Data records
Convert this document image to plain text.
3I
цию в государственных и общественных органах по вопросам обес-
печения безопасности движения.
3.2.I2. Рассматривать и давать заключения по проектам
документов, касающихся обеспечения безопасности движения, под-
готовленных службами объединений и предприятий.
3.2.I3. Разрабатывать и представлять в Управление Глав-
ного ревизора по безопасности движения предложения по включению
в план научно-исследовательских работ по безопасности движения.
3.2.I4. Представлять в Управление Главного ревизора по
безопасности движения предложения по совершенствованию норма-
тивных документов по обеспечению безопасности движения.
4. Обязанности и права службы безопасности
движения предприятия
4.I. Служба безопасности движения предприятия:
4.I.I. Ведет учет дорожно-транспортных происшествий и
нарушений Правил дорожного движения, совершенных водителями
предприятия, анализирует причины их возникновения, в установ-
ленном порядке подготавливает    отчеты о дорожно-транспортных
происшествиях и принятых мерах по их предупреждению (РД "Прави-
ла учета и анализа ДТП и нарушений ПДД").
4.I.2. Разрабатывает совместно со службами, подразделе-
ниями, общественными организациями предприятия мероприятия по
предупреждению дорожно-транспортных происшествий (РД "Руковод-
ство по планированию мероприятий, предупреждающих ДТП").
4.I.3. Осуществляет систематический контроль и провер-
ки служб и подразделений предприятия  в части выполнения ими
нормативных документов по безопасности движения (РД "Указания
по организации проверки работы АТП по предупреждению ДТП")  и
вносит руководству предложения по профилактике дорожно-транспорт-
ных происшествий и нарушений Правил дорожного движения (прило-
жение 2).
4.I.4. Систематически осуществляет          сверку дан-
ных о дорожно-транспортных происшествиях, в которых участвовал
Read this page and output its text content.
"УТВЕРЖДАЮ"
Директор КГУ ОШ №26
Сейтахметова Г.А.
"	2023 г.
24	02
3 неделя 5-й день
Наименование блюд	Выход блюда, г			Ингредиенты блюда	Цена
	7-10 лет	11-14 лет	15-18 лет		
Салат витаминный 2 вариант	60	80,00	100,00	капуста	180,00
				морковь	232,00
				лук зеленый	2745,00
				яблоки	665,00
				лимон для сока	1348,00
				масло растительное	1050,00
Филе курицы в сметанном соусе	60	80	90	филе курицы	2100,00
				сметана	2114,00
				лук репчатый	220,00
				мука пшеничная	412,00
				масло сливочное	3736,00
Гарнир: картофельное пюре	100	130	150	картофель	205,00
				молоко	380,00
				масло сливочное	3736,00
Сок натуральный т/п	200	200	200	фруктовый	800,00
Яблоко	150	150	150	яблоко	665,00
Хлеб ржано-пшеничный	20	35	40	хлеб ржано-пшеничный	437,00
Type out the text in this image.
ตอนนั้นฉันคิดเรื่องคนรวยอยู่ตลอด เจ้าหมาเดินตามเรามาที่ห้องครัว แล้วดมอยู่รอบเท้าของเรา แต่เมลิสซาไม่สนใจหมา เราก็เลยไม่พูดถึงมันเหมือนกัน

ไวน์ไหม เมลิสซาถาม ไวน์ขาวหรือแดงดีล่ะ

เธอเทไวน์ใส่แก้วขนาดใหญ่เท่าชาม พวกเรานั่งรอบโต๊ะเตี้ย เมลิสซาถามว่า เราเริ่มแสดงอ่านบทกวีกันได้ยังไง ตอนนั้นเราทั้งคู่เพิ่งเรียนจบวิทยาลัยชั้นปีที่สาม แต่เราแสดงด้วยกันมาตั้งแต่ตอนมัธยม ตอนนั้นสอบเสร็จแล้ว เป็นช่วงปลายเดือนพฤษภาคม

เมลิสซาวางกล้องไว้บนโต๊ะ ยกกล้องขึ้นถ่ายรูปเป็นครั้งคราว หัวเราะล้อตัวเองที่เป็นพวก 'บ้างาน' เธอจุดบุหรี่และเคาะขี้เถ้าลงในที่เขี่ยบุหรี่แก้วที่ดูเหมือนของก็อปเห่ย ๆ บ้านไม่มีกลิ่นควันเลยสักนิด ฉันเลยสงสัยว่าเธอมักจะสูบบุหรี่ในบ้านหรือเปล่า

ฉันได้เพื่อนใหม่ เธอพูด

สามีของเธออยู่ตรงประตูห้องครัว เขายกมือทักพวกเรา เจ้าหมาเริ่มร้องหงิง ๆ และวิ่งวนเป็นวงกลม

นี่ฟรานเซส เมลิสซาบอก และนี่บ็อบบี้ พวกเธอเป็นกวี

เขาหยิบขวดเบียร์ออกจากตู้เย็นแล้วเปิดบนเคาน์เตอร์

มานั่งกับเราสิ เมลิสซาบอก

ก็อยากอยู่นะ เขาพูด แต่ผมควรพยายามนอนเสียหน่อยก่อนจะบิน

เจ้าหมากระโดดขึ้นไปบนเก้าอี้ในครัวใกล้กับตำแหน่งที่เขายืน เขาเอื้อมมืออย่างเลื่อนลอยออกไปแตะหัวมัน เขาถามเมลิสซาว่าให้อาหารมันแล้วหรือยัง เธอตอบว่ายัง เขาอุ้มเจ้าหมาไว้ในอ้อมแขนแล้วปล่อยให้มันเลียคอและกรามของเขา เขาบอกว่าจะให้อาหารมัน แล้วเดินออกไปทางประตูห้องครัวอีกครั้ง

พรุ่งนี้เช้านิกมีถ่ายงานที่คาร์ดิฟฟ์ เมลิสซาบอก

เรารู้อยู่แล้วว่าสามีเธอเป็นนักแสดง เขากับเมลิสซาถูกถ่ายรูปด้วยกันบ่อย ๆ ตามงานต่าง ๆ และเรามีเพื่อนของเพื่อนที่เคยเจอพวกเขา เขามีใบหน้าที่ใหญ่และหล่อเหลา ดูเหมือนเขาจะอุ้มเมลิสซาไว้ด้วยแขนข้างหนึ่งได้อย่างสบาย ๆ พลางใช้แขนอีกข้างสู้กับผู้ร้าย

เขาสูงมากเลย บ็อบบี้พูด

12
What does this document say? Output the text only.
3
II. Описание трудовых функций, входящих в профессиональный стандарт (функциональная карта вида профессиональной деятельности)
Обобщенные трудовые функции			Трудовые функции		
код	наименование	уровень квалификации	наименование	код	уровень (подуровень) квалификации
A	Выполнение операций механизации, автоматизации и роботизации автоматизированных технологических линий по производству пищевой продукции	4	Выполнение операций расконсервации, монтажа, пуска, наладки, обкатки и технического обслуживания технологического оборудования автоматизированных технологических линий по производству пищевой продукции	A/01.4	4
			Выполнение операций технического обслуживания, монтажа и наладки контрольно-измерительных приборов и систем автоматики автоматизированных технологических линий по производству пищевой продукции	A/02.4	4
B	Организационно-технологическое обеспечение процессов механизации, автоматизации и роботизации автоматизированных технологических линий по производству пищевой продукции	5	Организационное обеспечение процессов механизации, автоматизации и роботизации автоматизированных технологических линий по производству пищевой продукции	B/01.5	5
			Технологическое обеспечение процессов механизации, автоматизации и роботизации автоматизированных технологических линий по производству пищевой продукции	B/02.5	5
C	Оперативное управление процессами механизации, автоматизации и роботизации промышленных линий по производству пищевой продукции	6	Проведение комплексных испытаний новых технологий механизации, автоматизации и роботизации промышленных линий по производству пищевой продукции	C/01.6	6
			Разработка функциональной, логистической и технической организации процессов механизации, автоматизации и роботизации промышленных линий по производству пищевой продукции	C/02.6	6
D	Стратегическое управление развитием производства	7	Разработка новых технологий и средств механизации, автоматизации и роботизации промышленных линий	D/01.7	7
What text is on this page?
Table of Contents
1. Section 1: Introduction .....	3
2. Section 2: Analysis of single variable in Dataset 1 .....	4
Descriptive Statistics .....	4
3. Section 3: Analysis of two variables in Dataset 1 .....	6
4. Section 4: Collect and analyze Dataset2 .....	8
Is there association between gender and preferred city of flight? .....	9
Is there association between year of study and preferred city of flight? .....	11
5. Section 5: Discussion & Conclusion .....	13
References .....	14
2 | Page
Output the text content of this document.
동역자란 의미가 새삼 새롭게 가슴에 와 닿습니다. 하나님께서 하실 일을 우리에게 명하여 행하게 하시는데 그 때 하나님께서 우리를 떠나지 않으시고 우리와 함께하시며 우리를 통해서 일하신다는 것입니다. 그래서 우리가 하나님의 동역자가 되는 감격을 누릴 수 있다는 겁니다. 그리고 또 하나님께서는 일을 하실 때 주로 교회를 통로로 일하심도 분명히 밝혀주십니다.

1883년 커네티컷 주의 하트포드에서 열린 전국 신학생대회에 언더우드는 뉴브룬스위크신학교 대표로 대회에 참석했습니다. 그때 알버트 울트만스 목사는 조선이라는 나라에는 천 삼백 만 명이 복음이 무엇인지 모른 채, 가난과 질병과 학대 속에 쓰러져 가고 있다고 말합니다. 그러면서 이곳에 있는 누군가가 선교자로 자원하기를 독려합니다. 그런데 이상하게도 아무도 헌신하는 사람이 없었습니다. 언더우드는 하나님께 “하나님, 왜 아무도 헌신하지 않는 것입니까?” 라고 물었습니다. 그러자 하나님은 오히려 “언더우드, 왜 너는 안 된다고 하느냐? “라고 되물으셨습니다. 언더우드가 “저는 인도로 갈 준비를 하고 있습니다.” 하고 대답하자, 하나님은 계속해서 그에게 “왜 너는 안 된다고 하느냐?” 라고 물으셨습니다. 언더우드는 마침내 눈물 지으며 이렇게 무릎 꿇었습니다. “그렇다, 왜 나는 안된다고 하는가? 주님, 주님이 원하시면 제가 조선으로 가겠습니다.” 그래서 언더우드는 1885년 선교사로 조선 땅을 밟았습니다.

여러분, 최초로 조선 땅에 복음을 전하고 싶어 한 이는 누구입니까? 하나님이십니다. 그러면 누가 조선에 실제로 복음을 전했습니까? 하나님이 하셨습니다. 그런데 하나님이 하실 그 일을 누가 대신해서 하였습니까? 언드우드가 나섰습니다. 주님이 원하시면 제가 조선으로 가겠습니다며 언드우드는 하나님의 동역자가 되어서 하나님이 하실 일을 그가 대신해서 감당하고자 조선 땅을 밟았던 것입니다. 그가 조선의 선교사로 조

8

What the task requires: Give the number of lines in the listing above that contain "것입니다", and nothing else.

Reply: 2